__EXERCISE DIRECTIONS__.
Quote all of the entries word for word.

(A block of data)
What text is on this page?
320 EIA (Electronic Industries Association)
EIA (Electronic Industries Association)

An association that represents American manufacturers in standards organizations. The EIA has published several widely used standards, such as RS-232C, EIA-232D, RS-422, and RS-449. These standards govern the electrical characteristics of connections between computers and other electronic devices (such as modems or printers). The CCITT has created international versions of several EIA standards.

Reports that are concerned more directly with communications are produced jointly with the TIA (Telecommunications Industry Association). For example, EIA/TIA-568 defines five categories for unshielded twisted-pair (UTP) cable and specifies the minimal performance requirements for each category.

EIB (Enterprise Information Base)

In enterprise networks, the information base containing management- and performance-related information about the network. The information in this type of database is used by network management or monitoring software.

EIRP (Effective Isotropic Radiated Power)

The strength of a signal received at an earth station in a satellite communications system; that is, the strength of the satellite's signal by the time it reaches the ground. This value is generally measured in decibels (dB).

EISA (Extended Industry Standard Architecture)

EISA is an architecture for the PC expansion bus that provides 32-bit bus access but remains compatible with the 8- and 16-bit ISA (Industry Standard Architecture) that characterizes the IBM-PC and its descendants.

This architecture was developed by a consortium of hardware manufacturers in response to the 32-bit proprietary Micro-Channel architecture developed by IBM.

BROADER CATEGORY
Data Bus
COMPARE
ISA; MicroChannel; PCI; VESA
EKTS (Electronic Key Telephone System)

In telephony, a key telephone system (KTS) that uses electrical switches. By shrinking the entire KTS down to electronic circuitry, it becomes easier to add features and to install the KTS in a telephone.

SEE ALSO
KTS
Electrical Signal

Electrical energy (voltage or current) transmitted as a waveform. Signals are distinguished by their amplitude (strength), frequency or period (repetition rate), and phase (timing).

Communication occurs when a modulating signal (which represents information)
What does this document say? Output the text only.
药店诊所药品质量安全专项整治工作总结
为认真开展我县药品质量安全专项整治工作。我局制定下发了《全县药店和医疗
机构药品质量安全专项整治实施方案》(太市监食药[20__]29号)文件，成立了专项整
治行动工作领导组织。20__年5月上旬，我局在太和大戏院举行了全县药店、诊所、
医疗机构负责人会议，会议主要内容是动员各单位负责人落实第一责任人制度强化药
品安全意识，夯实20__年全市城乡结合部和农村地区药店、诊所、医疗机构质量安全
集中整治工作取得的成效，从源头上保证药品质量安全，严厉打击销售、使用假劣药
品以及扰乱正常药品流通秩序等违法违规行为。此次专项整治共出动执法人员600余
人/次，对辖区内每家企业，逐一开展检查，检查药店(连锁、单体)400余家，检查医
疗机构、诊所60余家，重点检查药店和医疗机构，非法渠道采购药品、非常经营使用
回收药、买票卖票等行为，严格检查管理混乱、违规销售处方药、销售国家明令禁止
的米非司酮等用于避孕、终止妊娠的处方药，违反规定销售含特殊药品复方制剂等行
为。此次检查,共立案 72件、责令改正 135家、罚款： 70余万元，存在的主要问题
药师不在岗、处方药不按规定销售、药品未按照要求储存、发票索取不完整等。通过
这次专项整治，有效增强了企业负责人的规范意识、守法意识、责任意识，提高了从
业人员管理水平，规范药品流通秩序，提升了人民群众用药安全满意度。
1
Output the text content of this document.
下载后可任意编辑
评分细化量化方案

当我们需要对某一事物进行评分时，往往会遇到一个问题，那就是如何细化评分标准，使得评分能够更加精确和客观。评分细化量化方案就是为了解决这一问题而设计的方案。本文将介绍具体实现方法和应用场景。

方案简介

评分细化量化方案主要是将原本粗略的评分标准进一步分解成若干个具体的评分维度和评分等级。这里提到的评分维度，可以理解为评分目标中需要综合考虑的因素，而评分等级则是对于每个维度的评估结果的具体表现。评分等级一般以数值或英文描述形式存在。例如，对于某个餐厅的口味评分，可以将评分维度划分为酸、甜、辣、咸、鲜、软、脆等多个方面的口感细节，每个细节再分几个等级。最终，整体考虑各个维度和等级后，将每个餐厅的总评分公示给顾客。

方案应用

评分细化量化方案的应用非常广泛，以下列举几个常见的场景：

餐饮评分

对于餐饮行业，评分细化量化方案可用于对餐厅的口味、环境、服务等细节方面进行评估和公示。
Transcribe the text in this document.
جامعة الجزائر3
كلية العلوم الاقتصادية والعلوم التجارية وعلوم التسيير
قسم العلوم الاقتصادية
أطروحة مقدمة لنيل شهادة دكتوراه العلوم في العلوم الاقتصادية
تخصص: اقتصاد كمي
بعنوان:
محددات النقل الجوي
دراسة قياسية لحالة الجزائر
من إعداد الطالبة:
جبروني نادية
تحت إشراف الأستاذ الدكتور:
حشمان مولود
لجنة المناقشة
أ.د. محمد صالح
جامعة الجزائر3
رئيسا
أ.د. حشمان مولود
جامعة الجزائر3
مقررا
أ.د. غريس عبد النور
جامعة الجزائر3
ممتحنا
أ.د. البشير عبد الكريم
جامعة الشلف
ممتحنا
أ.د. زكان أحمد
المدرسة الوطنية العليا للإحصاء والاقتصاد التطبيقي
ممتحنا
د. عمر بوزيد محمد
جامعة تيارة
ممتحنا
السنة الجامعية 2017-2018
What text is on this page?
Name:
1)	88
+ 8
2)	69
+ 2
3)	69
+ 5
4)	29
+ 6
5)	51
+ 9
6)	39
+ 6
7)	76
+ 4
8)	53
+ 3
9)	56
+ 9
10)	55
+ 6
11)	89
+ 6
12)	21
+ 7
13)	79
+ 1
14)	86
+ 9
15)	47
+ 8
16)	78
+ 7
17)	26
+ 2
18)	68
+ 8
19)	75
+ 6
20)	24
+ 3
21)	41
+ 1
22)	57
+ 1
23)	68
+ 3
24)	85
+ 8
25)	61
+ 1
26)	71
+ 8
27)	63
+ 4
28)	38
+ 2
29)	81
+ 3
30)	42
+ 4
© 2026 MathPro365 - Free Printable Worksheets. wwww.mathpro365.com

__FINAL ANSWER__.
What text is on this page?
320 EIA (Electronic Industries Association)
EIA (Electronic Industries Association)

An association that represents American manufacturers in standards organizations. The EIA has published several widely used standards, such as RS-232C, EIA-232D, RS-422, and RS-449. These standards govern the electrical characteristics of connections between computers and other electronic devices (such as modems or printers). The CCITT has created international versions of several EIA standards.

Reports that are concerned more directly with communications are produced jointly with the TIA (Telecommunications Industry Association). For example, EIA/TIA-568 defines five categories for unshielded twisted-pair (UTP) cable and specifies the minimal performance requirements for each category.

EIB (Enterprise Information Base)

In enterprise networks, the information base containing management- and performance-related information about the network. The information in this type of database is used by network management or monitoring software.

EIRP (Effective Isotropic Radiated Power)

The strength of a signal received at an earth station in a satellite communications system; that is, the strength of the satellite's signal by the time it reaches the ground. This value is generally measured in decibels (dB).

EISA (Extended Industry Standard Architecture)

EISA is an architecture for the PC expansion bus that provides 32-bit bus access but remains compatible with the 8- and 16-bit ISA (Industry Standard Architecture) that characterizes the IBM-PC and its descendants.

This architecture was developed by a consortium of hardware manufacturers in response to the 32-bit proprietary Micro-Channel architecture developed by IBM.

BROADER CATEGORY
Data Bus
COMPARE
ISA; MicroChannel; PCI; VESA
EKTS (Electronic Key Telephone System)

In telephony, a key telephone system (KTS) that uses electrical switches. By shrinking the entire KTS down to electronic circuitry, it becomes easier to add features and to install the KTS in a telephone.

SEE ALSO
KTS
Electrical Signal

Electrical energy (voltage or current) transmitted as a waveform. Signals are distinguished by their amplitude (strength), frequency or period (repetition rate), and phase (timing).

Communication occurs when a modulating signal (which represents information)
What does this document say? Output the text only.
药店诊所药品质量安全专项整治工作总结
为认真开展我县药品质量安全专项整治工作。我局制定下发了《全县药店和医疗
机构药品质量安全专项整治实施方案》(太市监食药[20__]29号)文件，成立了专项整
治行动工作领导组织。20__年5月上旬，我局在太和大戏院举行了全县药店、诊所、
医疗机构负责人会议，会议主要内容是动员各单位负责人落实第一责任人制度强化药
品安全意识，夯实20__年全市城乡结合部和农村地区药店、诊所、医疗机构质量安全
集中整治工作取得的成效，从源头上保证药品质量安全，严厉打击销售、使用假劣药
品以及扰乱正常药品流通秩序等违法违规行为。此次专项整治共出动执法人员600余
人/次，对辖区内每家企业，逐一开展检查，检查药店(连锁、单体)400余家，检查医
疗机构、诊所60余家，重点检查药店和医疗机构，非法渠道采购药品、非常经营使用
回收药、买票卖票等行为，严格检查管理混乱、违规销售处方药、销售国家明令禁止
的米非司酮等用于避孕、终止妊娠的处方药，违反规定销售含特殊药品复方制剂等行
为。此次检查,共立案 72件、责令改正 135家、罚款： 70余万元，存在的主要问题
药师不在岗、处方药不按规定销售、药品未按照要求储存、发票索取不完整等。通过
这次专项整治，有效增强了企业负责人的规范意识、守法意识、责任意识，提高了从
业人员管理水平，规范药品流通秩序，提升了人民群众用药安全满意度。
1
Output the text content of this document.
下载后可任意编辑
评分细化量化方案

当我们需要对某一事物进行评分时，往往会遇到一个问题，那就是如何细化评分标准，使得评分能够更加精确和客观。评分细化量化方案就是为了解决这一问题而设计的方案。本文将介绍具体实现方法和应用场景。

方案简介

评分细化量化方案主要是将原本粗略的评分标准进一步分解成若干个具体的评分维度和评分等级。这里提到的评分维度，可以理解为评分目标中需要综合考虑的因素，而评分等级则是对于每个维度的评估结果的具体表现。评分等级一般以数值或英文描述形式存在。例如，对于某个餐厅的口味评分，可以将评分维度划分为酸、甜、辣、咸、鲜、软、脆等多个方面的口感细节，每个细节再分几个等级。最终，整体考虑各个维度和等级后，将每个餐厅的总评分公示给顾客。

方案应用

评分细化量化方案的应用非常广泛，以下列举几个常见的场景：

餐饮评分

对于餐饮行业，评分细化量化方案可用于对餐厅的口味、环境、服务等细节方面进行评估和公示。
Transcribe the text in this document.
جامعة الجزائر3
كلية العلوم الاقتصادية والعلوم التجارية وعلوم التسيير
قسم العلوم الاقتصادية
أطروحة مقدمة لنيل شهادة دكتوراه العلوم في العلوم الاقتصادية
تخصص: اقتصاد كمي
بعنوان:
محددات النقل الجوي
دراسة قياسية لحالة الجزائر
من إعداد الطالبة:
جبروني نادية
تحت إشراف الأستاذ الدكتور:
حشمان مولود
لجنة المناقشة
أ.د. محمد صالح
جامعة الجزائر3
رئيسا
أ.د. حشمان مولود
جامعة الجزائر3
مقررا
أ.د. غريس عبد النور
جامعة الجزائر3
ممتحنا
أ.د. البشير عبد الكريم
جامعة الشلف
ممتحنا
أ.د. زكان أحمد
المدرسة الوطنية العليا للإحصاء والاقتصاد التطبيقي
ممتحنا
د. عمر بوزيد محمد
جامعة تيارة
ممتحنا
السنة الجامعية 2017-2018
What text is on this page?
Name:
1)	88
+ 8
2)	69
+ 2
3)	69
+ 5
4)	29
+ 6
5)	51
+ 9
6)	39
+ 6
7)	76
+ 4
8)	53
+ 3
9)	56
+ 9
10)	55
+ 6
11)	89
+ 6
12)	21
+ 7
13)	79
+ 1
14)	86
+ 9
15)	47
+ 8
16)	78
+ 7
17)	26
+ 2
18)	68
+ 8
19)	75
+ 6
20)	24
+ 3
21)	41
+ 1
22)	57
+ 1
23)	68
+ 3
24)	85
+ 8
25)	61
+ 1
26)	71
+ 8
27)	63
+ 4
28)	38
+ 2
29)	81
+ 3
30)	42
+ 4
© 2026 MathPro365 - Free Printable Worksheets. wwww.mathpro365.com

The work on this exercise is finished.